Task inputs |
'''
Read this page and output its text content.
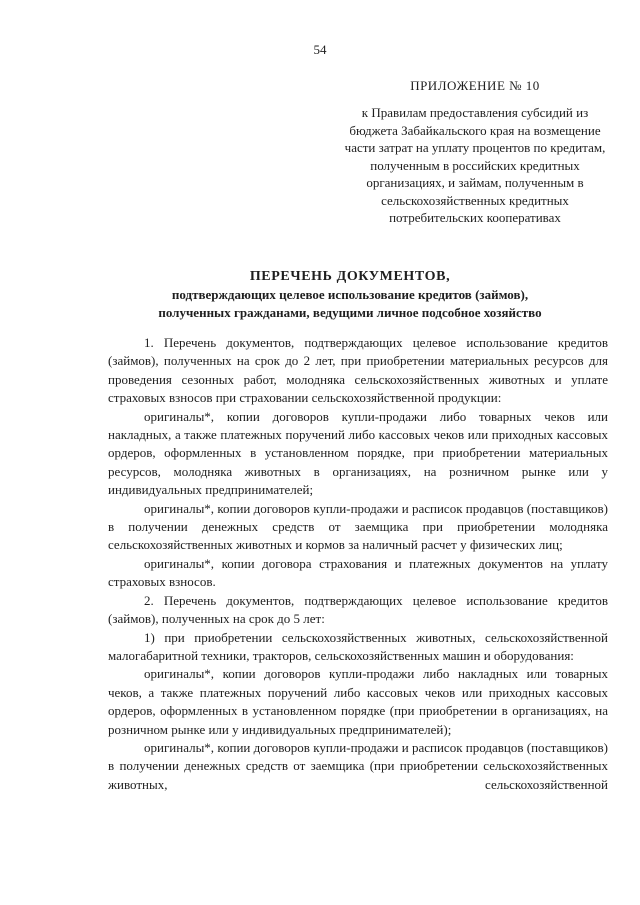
54
ПРИЛОЖЕНИЕ № 10
к Правилам предоставления субсидий из бюджета Забайкальского края на возмещение части затрат на уплату процентов по кредитам, полученным в российских кредитных организациях, и займам, полученным в сельскохозяйственных кредитных потребительских кооперативах
ПЕРЕЧЕНЬ ДОКУМЕНТОВ,
подтверждающих целевое использование кредитов (займов),
полученных гражданами, ведущими личное подсобное хозяйство

1. Перечень документов, подтверждающих целевое использование кредитов (займов), полученных на срок до 2 лет, при приобретении материальных ресурсов для проведения сезонных работ, молодняка сельскохозяйственных животных и уплате страховых взносов при страховании сельскохозяйственной продукции:

оригиналы*, копии договоров купли-продажи либо товарных чеков или накладных, а также платежных поручений либо кассовых чеков или приходных кассовых ордеров, оформленных в установленном порядке, при приобретении материальных ресурсов, молодняка животных в организациях, на розничном рынке или у индивидуальных предпринимателей;

оригиналы*, копии договоров купли-продажи и расписок продавцов (поставщиков) в получении денежных средств от заемщика при приобретении молодняка сельскохозяйственных животных и кормов за наличный расчет у физических лиц;

оригиналы*, копии договора страхования и платежных документов на уплату страховых взносов.

2. Перечень документов, подтверждающих целевое использование кредитов (займов), полученных на срок до 5 лет:

1) при приобретении сельскохозяйственных животных, сельскохозяйственной малогабаритной техники, тракторов, сельскохозяйственных машин и оборудования:

оригиналы*, копии договоров купли-продажи либо накладных или товарных чеков, а также платежных поручений либо кассовых чеков или приходных кассовых ордеров, оформленных в установленном порядке (при приобретении в организациях, на розничном рынке или у индивидуальных предпринимателей);

оригиналы*, копии договоров купли-продажи и расписок продавцов (поставщиков) в получении денежных средств от заемщика (при приобретении сельскохозяйственных животных, сельскохозяйственной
'''
With the pictures omitted, reproduce the records in full and exactly.

Read this page and output its text content.
54
ПРИЛОЖЕНИЕ № 10
к Правилам предоставления субсидий из бюджета Забайкальского края на возмещение части затрат на уплату процентов по кредитам, полученным в российских кредитных организациях, и займам, полученным в сельскохозяйственных кредитных потребительских кооперативах
ПЕРЕЧЕНЬ ДОКУМЕНТОВ,
подтверждающих целевое использование кредитов (займов),
полученных гражданами, ведущими личное подсобное хозяйство

1. Перечень документов, подтверждающих целевое использование кредитов (займов), полученных на срок до 2 лет, при приобретении материальных ресурсов для проведения сезонных работ, молодняка сельскохозяйственных животных и уплате страховых взносов при страховании сельскохозяйственной продукции:

оригиналы*, копии договоров купли-продажи либо товарных чеков или накладных, а также платежных поручений либо кассовых чеков или приходных кассовых ордеров, оформленных в установленном порядке, при приобретении материальных ресурсов, молодняка животных в организациях, на розничном рынке или у индивидуальных предпринимателей;

оригиналы*, копии договоров купли-продажи и расписок продавцов (поставщиков) в получении денежных средств от заемщика при приобретении молодняка сельскохозяйственных животных и кормов за наличный расчет у физических лиц;

оригиналы*, копии договора страхования и платежных документов на уплату страховых взносов.

2. Перечень документов, подтверждающих целевое использование кредитов (займов), полученных на срок до 5 лет:

1) при приобретении сельскохозяйственных животных, сельскохозяйственной малогабаритной техники, тракторов, сельскохозяйственных машин и оборудования:

оригиналы*, копии договоров купли-продажи либо накладных или товарных чеков, а также платежных поручений либо кассовых чеков или приходных кассовых ордеров, оформленных в установленном порядке (при приобретении в организациях, на розничном рынке или у индивидуальных предпринимателей);

оригиналы*, копии договоров купли-продажи и расписок продавцов (поставщиков) в получении денежных средств от заемщика (при приобретении сельскохозяйственных животных, сельскохозяйственной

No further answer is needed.